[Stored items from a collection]
** BEGIN **

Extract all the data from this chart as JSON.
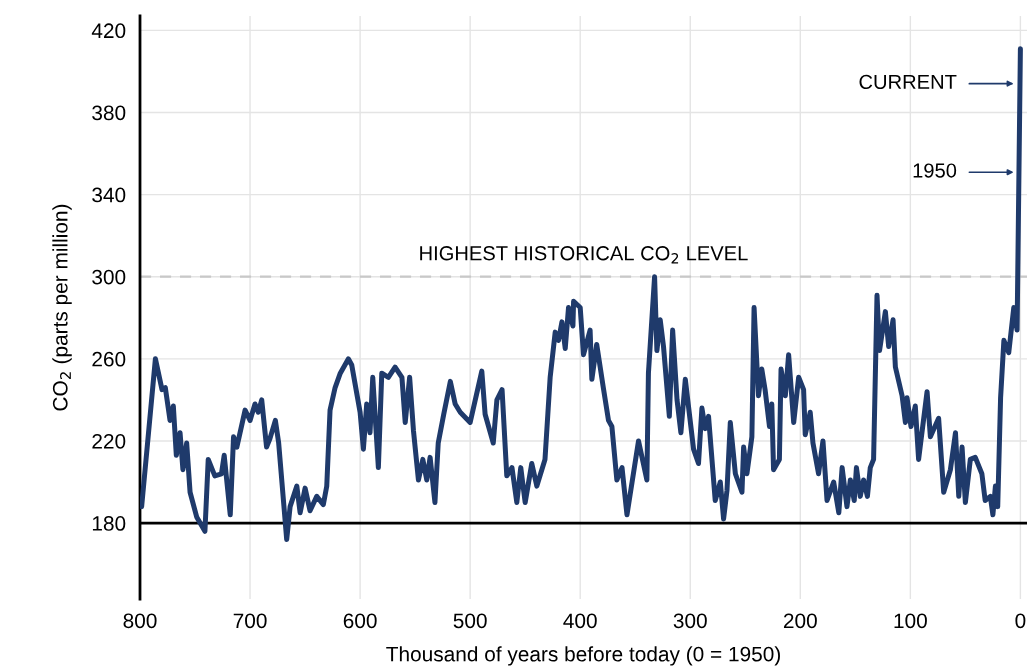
{
  "chart_data": {
    "type": "line",
    "xlabel": "Thousand of years before today (0 = 1950)",
    "ylabel": "CO$_{2}$ (parts per million)",
    "xlim": [
      800,
      -6
    ],
    "xticks": [
      800,
      700,
      600,
      500,
      400,
      300,
      200,
      100,
      0
    ],
    "ylim": [
      143,
      427
    ],
    "yticks": [
      180,
      220,
      260,
      300,
      340,
      380,
      420
    ],
    "grid": true,
    "legend": false,
    "marker": "none",
    "line_style": "solid",
    "ref_lines": [
      {
        "axis": "y",
        "value": 300,
        "label": "HIGHEST HISTORICAL CO$_{2}$ LEVEL",
        "color": "#c8c8c8",
        "line_style": "dashed"
      },
      {
        "axis": "y",
        "value": 180,
        "label": null,
        "color": "#000000",
        "line_style": "solid"
      }
    ],
    "annotations": [
      "CURRENT",
      "1950"
    ],
    "series": [
      {
        "color": "#1f3a6b",
        "x": [
          798.5,
          786,
          780,
          777,
          772.7,
          769.7,
          767,
          763.6,
          761,
          757.6,
          754.5,
          748.5,
          741,
          738,
          732,
          726,
          723.5,
          718,
          715,
          712,
          704.5,
          700,
          695.5,
          692.5,
          689.4,
          685,
          682,
          677,
          674,
          666.7,
          663.6,
          657.5,
          654.5,
          650,
          645.5,
          639.4,
          633.4,
          630.3,
          627.3,
          622.7,
          618,
          610.6,
          607.6,
          600,
          597,
          594,
          591,
          588.5,
          583.4,
          580.3,
          574.3,
          568.2,
          562,
          559,
          555,
          551.5,
          547,
          543,
          539.4,
          536.4,
          532,
          529,
          524,
          518,
          513.6,
          509,
          500,
          489.4,
          486.4,
          479,
          475.7,
          471,
          466.7,
          462,
          457.6,
          454,
          450,
          444,
          439.4,
          432,
          427.3,
          422.7,
          419.7,
          416.6,
          413.6,
          410.6,
          406.6,
          406,
          400,
          397,
          391,
          389.4,
          385,
          379,
          374.3,
          371.2,
          366.7,
          362,
          357.5,
          347,
          339.4,
          338,
          332.4,
          330.3,
          327.3,
          324.3,
          319,
          316,
          312,
          308.5,
          304.5,
          297,
          292.5,
          289.4,
          286.4,
          283.4,
          277.3,
          272.7,
          269.7,
          266.6,
          263.6,
          259,
          253,
          251.5,
          248.5,
          244,
          242,
          238,
          235,
          232,
          228,
          225.9,
          224.3,
          219,
          217.5,
          213.6,
          210.6,
          206,
          201.5,
          197,
          195.5,
          191,
          188.5,
          183.4,
          179.4,
          175.7,
          169.7,
          165,
          162,
          157.6,
          154.5,
          151,
          149,
          145.5,
          142.5,
          139,
          136.4,
          133.4,
          130.3,
          128,
          122.7,
          119.7,
          115.7,
          113.6,
          107.5,
          104.5,
          103,
          99.4,
          95.5,
          92.5,
          84.8,
          81.8,
          74.3,
          69.7,
          63.6,
          59,
          56,
          53,
          50,
          45.5,
          41,
          35,
          32,
          27.3,
          25,
          22.7,
          20.6,
          18,
          15,
          10.6,
          6,
          3,
          0
        ],
        "values": [
          188,
          260,
          245,
          246,
          230,
          237,
          213,
          224,
          206,
          219,
          195,
          183,
          176,
          211,
          203,
          204,
          213,
          184,
          222,
          217,
          235,
          230,
          238,
          234,
          240,
          217,
          221,
          230,
          219,
          172,
          188,
          198,
          185,
          197,
          186,
          193,
          189,
          198,
          235,
          246,
          253,
          260,
          257,
          234,
          216,
          238,
          224,
          251,
          207,
          253,
          251,
          256,
          251,
          229,
          251,
          225,
          201,
          211,
          201,
          212,
          190,
          219,
          233,
          249,
          238,
          234,
          229,
          254,
          233,
          219,
          240,
          245,
          203,
          207,
          190,
          207,
          190,
          209,
          198,
          211,
          251,
          273,
          269,
          278,
          265,
          285,
          276,
          288,
          285,
          262,
          274,
          250,
          267,
          246,
          230,
          227,
          201,
          207,
          184,
          220,
          201,
          253,
          300,
          264,
          279,
          266,
          232,
          274,
          240,
          224,
          250,
          216,
          209,
          236,
          226,
          232,
          191,
          200,
          182,
          196,
          229,
          204,
          195,
          217,
          204,
          222,
          285,
          242,
          255,
          245,
          227,
          238,
          206,
          211,
          255,
          242,
          262,
          229,
          251,
          245,
          223,
          234,
          219,
          204,
          220,
          191,
          200,
          185,
          207,
          188,
          201,
          191,
          207,
          193,
          201,
          193,
          207,
          211,
          291,
          264,
          283,
          266,
          279,
          256,
          242,
          229,
          241,
          227,
          237,
          211,
          244,
          222,
          231,
          195,
          206,
          224,
          193,
          217,
          190,
          211,
          212,
          204,
          191,
          193,
          184,
          198,
          188,
          241,
          269,
          263,
          285,
          274,
          411
        ]
      }
    ]
  }
}
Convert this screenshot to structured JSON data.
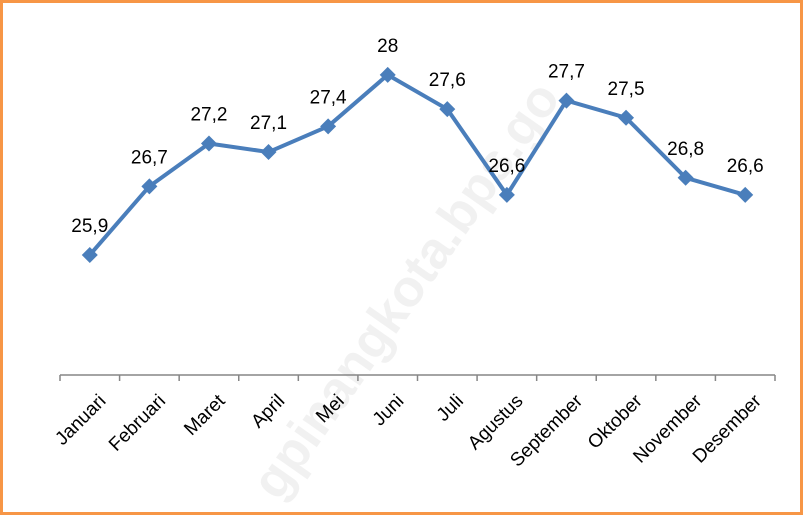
{
  "chart_data": {
    "type": "line",
    "categories": [
      "Januari",
      "Februari",
      "Maret",
      "April",
      "Mei",
      "Juni",
      "Juli",
      "Agustus",
      "September",
      "Oktober",
      "November",
      "Desember"
    ],
    "values": [
      25.9,
      26.7,
      27.2,
      27.1,
      27.4,
      28,
      27.6,
      26.6,
      27.7,
      27.5,
      26.8,
      26.6
    ],
    "value_labels": [
      "25,9",
      "26,7",
      "27,2",
      "27,1",
      "27,4",
      "28",
      "27,6",
      "26,6",
      "27,7",
      "27,5",
      "26,8",
      "26,6"
    ],
    "color": "#4a7ebb",
    "ylim": [
      24.5,
      28.5
    ],
    "watermark": "gpinangkota.bps.go"
  }
}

** END **

--- Given exercise ---
Above are the records. Identify each line that contains the word "this".

--- Final answer ---
Extract all the data from this chart as JSON.
Convert this screenshot to structured JSON data.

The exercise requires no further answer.